# Work to do:
Copy the data exactly as it appears, and do not include any pictures.

Dataset entries
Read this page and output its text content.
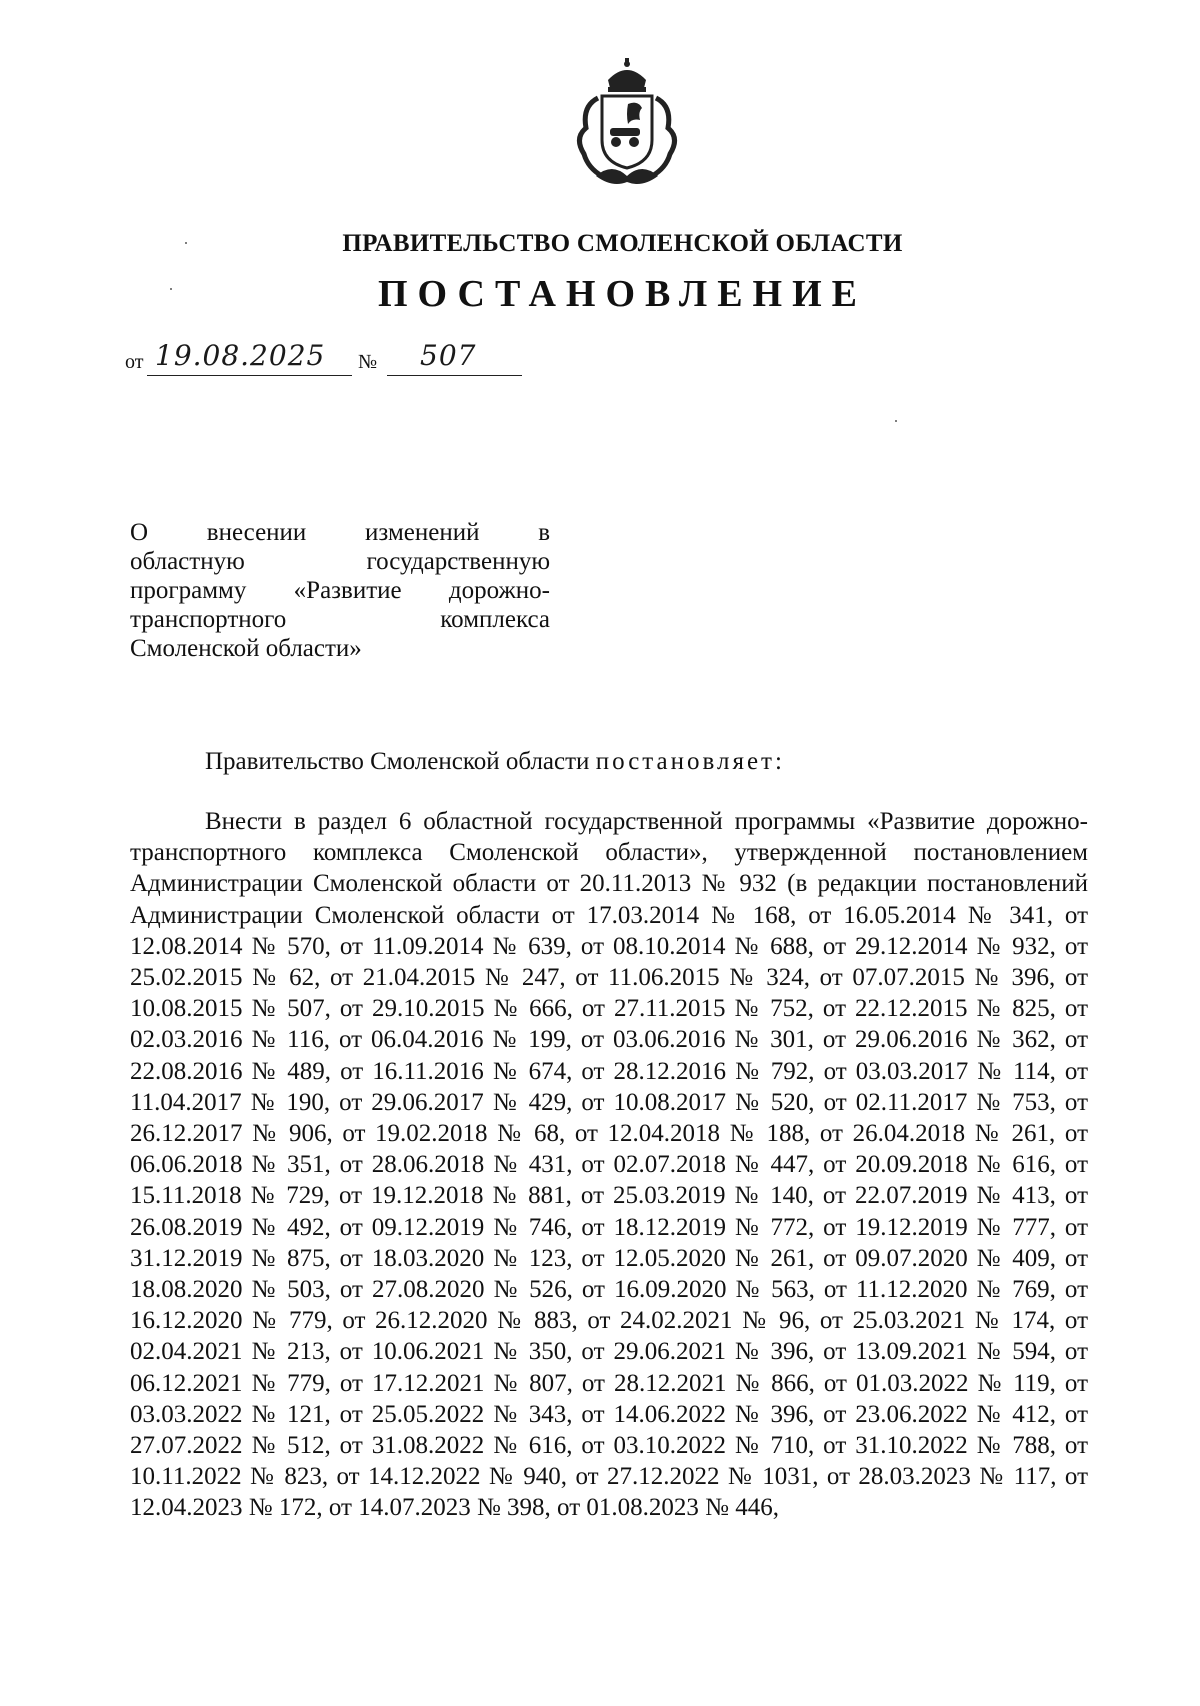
ПРАВИТЕЛЬСТВО СМОЛЕНСКОЙ ОБЛАСТИ
ПОСТАНОВЛЕНИЕ
от 19.08.2025 № 507
О внесении изменений в
областную государственную
программу «Развитие дорожно-
транспортного комплекса
Смоленской области»
Правительство Смоленской области постановляет:

Внести в раздел 6 областной государственной программы «Развитие дорожно-транспортного комплекса Смоленской области», утвержденной постановлением Администрации Смоленской области от 20.11.2013 № 932 (в редакции постановлений Администрации Смоленской области от 17.03.2014 № 168, от 16.05.2014 № 341, от 12.08.2014 № 570, от 11.09.2014 № 639, от 08.10.2014 № 688, от 29.12.2014 № 932, от 25.02.2015 № 62, от 21.04.2015 № 247, от 11.06.2015 № 324, от 07.07.2015 № 396, от 10.08.2015 № 507, от 29.10.2015 № 666, от 27.11.2015 № 752, от 22.12.2015 № 825, от 02.03.2016 № 116, от 06.04.2016 № 199, от 03.06.2016 № 301, от 29.06.2016 № 362, от 22.08.2016 № 489, от 16.11.2016 № 674, от 28.12.2016 № 792, от 03.03.2017 № 114, от 11.04.2017 № 190, от 29.06.2017 № 429, от 10.08.2017 № 520, от 02.11.2017 № 753, от 26.12.2017 № 906, от 19.02.2018 № 68, от 12.04.2018 № 188, от 26.04.2018 № 261, от 06.06.2018 № 351, от 28.06.2018 № 431, от 02.07.2018 № 447, от 20.09.2018 № 616, от 15.11.2018 № 729, от 19.12.2018 № 881, от 25.03.2019 № 140, от 22.07.2019 № 413, от 26.08.2019 № 492, от 09.12.2019 № 746, от 18.12.2019 № 772, от 19.12.2019 № 777, от 31.12.2019 № 875, от 18.03.2020 № 123, от 12.05.2020 № 261, от 09.07.2020 № 409, от 18.08.2020 № 503, от 27.08.2020 № 526, от 16.09.2020 № 563, от 11.12.2020 № 769, от 16.12.2020 № 779, от 26.12.2020 № 883, от 24.02.2021 № 96, от 25.03.2021 № 174, от 02.04.2021 № 213, от 10.06.2021 № 350, от 29.06.2021 № 396, от 13.09.2021 № 594, от 06.12.2021 № 779, от 17.12.2021 № 807, от 28.12.2021 № 866, от 01.03.2022 № 119, от 03.03.2022 № 121, от 25.05.2022 № 343, от 14.06.2022 № 396, от 23.06.2022 № 412, от 27.07.2022 № 512, от 31.08.2022 № 616, от 03.10.2022 № 710, от 31.10.2022 № 788, от 10.11.2022 № 823, от 14.12.2022 № 940, от 27.12.2022 № 1031, от 28.03.2023 № 117, от 12.04.2023 № 172, от 14.07.2023 № 398, от 01.08.2023 № 446,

# Problem solution:
Read this page and output its text content.
ПРАВИТЕЛЬСТВО СМОЛЕНСКОЙ ОБЛАСТИ
ПОСТАНОВЛЕНИЕ
от 19.08.2025 № 507
О внесении изменений в
областную государственную
программу «Развитие дорожно-
транспортного комплекса
Смоленской области»
Правительство Смоленской области постановляет:

Внести в раздел 6 областной государственной программы «Развитие дорожно-транспортного комплекса Смоленской области», утвержденной постановлением Администрации Смоленской области от 20.11.2013 № 932 (в редакции постановлений Администрации Смоленской области от 17.03.2014 № 168, от 16.05.2014 № 341, от 12.08.2014 № 570, от 11.09.2014 № 639, от 08.10.2014 № 688, от 29.12.2014 № 932, от 25.02.2015 № 62, от 21.04.2015 № 247, от 11.06.2015 № 324, от 07.07.2015 № 396, от 10.08.2015 № 507, от 29.10.2015 № 666, от 27.11.2015 № 752, от 22.12.2015 № 825, от 02.03.2016 № 116, от 06.04.2016 № 199, от 03.06.2016 № 301, от 29.06.2016 № 362, от 22.08.2016 № 489, от 16.11.2016 № 674, от 28.12.2016 № 792, от 03.03.2017 № 114, от 11.04.2017 № 190, от 29.06.2017 № 429, от 10.08.2017 № 520, от 02.11.2017 № 753, от 26.12.2017 № 906, от 19.02.2018 № 68, от 12.04.2018 № 188, от 26.04.2018 № 261, от 06.06.2018 № 351, от 28.06.2018 № 431, от 02.07.2018 № 447, от 20.09.2018 № 616, от 15.11.2018 № 729, от 19.12.2018 № 881, от 25.03.2019 № 140, от 22.07.2019 № 413, от 26.08.2019 № 492, от 09.12.2019 № 746, от 18.12.2019 № 772, от 19.12.2019 № 777, от 31.12.2019 № 875, от 18.03.2020 № 123, от 12.05.2020 № 261, от 09.07.2020 № 409, от 18.08.2020 № 503, от 27.08.2020 № 526, от 16.09.2020 № 563, от 11.12.2020 № 769, от 16.12.2020 № 779, от 26.12.2020 № 883, от 24.02.2021 № 96, от 25.03.2021 № 174, от 02.04.2021 № 213, от 10.06.2021 № 350, от 29.06.2021 № 396, от 13.09.2021 № 594, от 06.12.2021 № 779, от 17.12.2021 № 807, от 28.12.2021 № 866, от 01.03.2022 № 119, от 03.03.2022 № 121, от 25.05.2022 № 343, от 14.06.2022 № 396, от 23.06.2022 № 412, от 27.07.2022 № 512, от 31.08.2022 № 616, от 03.10.2022 № 710, от 31.10.2022 № 788, от 10.11.2022 № 823, от 14.12.2022 № 940, от 27.12.2022 № 1031, от 28.03.2023 № 117, от 12.04.2023 № 172, от 14.07.2023 № 398, от 01.08.2023 № 446,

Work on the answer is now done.